• [AIM OF THE TASK]: Can you output the records below exactly as they are written?

——————————

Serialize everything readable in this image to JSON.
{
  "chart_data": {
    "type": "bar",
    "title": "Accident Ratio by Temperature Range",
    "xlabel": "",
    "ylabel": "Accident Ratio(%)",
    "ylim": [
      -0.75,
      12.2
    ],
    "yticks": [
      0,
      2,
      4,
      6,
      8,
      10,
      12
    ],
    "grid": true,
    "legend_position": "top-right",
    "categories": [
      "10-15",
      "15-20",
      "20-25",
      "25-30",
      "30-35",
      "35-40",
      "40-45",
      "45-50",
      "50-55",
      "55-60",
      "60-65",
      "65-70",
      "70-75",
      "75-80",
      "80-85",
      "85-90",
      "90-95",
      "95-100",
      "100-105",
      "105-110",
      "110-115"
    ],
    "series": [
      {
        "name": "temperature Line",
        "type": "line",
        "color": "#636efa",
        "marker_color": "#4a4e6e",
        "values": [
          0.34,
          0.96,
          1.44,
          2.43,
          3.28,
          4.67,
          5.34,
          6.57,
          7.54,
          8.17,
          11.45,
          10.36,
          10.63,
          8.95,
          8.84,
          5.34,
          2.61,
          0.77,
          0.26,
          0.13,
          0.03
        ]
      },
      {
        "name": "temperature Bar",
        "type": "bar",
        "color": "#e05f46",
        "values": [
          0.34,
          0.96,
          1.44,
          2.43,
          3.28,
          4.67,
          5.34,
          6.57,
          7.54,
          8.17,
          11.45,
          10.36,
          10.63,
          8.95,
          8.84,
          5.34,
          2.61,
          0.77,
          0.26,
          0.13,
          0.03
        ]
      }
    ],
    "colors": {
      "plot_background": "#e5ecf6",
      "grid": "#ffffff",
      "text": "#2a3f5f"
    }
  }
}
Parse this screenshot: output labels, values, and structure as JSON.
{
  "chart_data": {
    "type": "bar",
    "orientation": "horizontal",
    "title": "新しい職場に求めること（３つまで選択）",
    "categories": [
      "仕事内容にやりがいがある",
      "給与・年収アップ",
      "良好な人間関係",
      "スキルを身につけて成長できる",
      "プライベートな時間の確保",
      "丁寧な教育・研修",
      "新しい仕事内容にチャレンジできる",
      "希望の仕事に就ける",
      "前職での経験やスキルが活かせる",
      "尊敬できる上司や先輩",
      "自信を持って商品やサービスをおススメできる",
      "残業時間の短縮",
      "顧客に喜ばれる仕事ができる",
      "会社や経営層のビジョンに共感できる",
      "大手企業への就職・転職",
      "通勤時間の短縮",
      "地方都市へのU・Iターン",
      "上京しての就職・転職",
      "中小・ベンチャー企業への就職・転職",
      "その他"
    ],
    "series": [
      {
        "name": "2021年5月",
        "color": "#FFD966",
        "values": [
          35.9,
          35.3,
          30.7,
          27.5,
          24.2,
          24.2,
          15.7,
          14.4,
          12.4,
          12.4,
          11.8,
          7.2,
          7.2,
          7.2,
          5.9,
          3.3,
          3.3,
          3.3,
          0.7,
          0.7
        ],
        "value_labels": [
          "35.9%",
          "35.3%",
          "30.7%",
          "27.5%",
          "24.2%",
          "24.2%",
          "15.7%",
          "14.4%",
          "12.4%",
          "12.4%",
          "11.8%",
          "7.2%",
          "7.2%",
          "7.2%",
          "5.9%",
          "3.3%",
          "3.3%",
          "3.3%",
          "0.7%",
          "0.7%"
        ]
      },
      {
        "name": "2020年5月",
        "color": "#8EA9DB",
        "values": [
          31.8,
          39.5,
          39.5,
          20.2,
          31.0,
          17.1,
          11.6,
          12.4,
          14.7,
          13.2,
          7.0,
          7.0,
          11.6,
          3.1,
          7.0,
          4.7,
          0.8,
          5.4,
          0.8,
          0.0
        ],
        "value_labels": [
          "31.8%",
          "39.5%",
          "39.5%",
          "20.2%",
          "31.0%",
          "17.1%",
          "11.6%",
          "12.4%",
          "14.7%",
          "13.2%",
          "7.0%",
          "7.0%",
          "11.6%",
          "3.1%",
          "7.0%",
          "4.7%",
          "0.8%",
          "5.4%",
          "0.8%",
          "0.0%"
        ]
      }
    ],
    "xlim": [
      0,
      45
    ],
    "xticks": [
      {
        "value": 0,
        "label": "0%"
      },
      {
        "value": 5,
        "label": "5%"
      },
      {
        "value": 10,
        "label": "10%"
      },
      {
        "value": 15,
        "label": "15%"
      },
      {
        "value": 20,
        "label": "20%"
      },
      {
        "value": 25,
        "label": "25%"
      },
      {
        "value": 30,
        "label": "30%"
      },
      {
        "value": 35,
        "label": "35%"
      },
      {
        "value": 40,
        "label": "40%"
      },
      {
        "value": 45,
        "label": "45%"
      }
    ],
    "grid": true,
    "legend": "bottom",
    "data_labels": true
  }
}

——————————

• [OUTPUT FOR THIS TASK]:
Serialize everything readable in this image to JSON.
{
  "chart_data": {
    "type": "bar",
    "title": "Accident Ratio by Temperature Range",
    "xlabel": "",
    "ylabel": "Accident Ratio(%)",
    "ylim": [
      -0.75,
      12.2
    ],
    "yticks": [
      0,
      2,
      4,
      6,
      8,
      10,
      12
    ],
    "grid": true,
    "legend_position": "top-right",
    "categories": [
      "10-15",
      "15-20",
      "20-25",
      "25-30",
      "30-35",
      "35-40",
      "40-45",
      "45-50",
      "50-55",
      "55-60",
      "60-65",
      "65-70",
      "70-75",
      "75-80",
      "80-85",
      "85-90",
      "90-95",
      "95-100",
      "100-105",
      "105-110",
      "110-115"
    ],
    "series": [
      {
        "name": "temperature Line",
        "type": "line",
        "color": "#636efa",
        "marker_color": "#4a4e6e",
        "values": [
          0.34,
          0.96,
          1.44,
          2.43,
          3.28,
          4.67,
          5.34,
          6.57,
          7.54,
          8.17,
          11.45,
          10.36,
          10.63,
          8.95,
          8.84,
          5.34,
          2.61,
          0.77,
          0.26,
          0.13,
          0.03
        ]
      },
      {
        "name": "temperature Bar",
        "type": "bar",
        "color": "#e05f46",
        "values": [
          0.34,
          0.96,
          1.44,
          2.43,
          3.28,
          4.67,
          5.34,
          6.57,
          7.54,
          8.17,
          11.45,
          10.36,
          10.63,
          8.95,
          8.84,
          5.34,
          2.61,
          0.77,
          0.26,
          0.13,
          0.03
        ]
      }
    ],
    "colors": {
      "plot_background": "#e5ecf6",
      "grid": "#ffffff",
      "text": "#2a3f5f"
    }
  }
}
Parse this screenshot: output labels, values, and structure as JSON.
{
  "chart_data": {
    "type": "bar",
    "orientation": "horizontal",
    "title": "新しい職場に求めること（３つまで選択）",
    "categories": [
      "仕事内容にやりがいがある",
      "給与・年収アップ",
      "良好な人間関係",
      "スキルを身につけて成長できる",
      "プライベートな時間の確保",
      "丁寧な教育・研修",
      "新しい仕事内容にチャレンジできる",
      "希望の仕事に就ける",
      "前職での経験やスキルが活かせる",
      "尊敬できる上司や先輩",
      "自信を持って商品やサービスをおススメできる",
      "残業時間の短縮",
      "顧客に喜ばれる仕事ができる",
      "会社や経営層のビジョンに共感できる",
      "大手企業への就職・転職",
      "通勤時間の短縮",
      "地方都市へのU・Iターン",
      "上京しての就職・転職",
      "中小・ベンチャー企業への就職・転職",
      "その他"
    ],
    "series": [
      {
        "name": "2021年5月",
        "color": "#FFD966",
        "values": [
          35.9,
          35.3,
          30.7,
          27.5,
          24.2,
          24.2,
          15.7,
          14.4,
          12.4,
          12.4,
          11.8,
          7.2,
          7.2,
          7.2,
          5.9,
          3.3,
          3.3,
          3.3,
          0.7,
          0.7
        ],
        "value_labels": [
          "35.9%",
          "35.3%",
          "30.7%",
          "27.5%",
          "24.2%",
          "24.2%",
          "15.7%",
          "14.4%",
          "12.4%",
          "12.4%",
          "11.8%",
          "7.2%",
          "7.2%",
          "7.2%",
          "5.9%",
          "3.3%",
          "3.3%",
          "3.3%",
          "0.7%",
          "0.7%"
        ]
      },
      {
        "name": "2020年5月",
        "color": "#8EA9DB",
        "values": [
          31.8,
          39.5,
          39.5,
          20.2,
          31.0,
          17.1,
          11.6,
          12.4,
          14.7,
          13.2,
          7.0,
          7.0,
          11.6,
          3.1,
          7.0,
          4.7,
          0.8,
          5.4,
          0.8,
          0.0
        ],
        "value_labels": [
          "31.8%",
          "39.5%",
          "39.5%",
          "20.2%",
          "31.0%",
          "17.1%",
          "11.6%",
          "12.4%",
          "14.7%",
          "13.2%",
          "7.0%",
          "7.0%",
          "11.6%",
          "3.1%",
          "7.0%",
          "4.7%",
          "0.8%",
          "5.4%",
          "0.8%",
          "0.0%"
        ]
      }
    ],
    "xlim": [
      0,
      45
    ],
    "xticks": [
      {
        "value": 0,
        "label": "0%"
      },
      {
        "value": 5,
        "label": "5%"
      },
      {
        "value": 10,
        "label": "10%"
      },
      {
        "value": 15,
        "label": "15%"
      },
      {
        "value": 20,
        "label": "20%"
      },
      {
        "value": 25,
        "label": "25%"
      },
      {
        "value": 30,
        "label": "30%"
      },
      {
        "value": 35,
        "label": "35%"
      },
      {
        "value": 40,
        "label": "40%"
      },
      {
        "value": 45,
        "label": "45%"
      }
    ],
    "grid": true,
    "legend": "bottom",
    "data_labels": true
  }
}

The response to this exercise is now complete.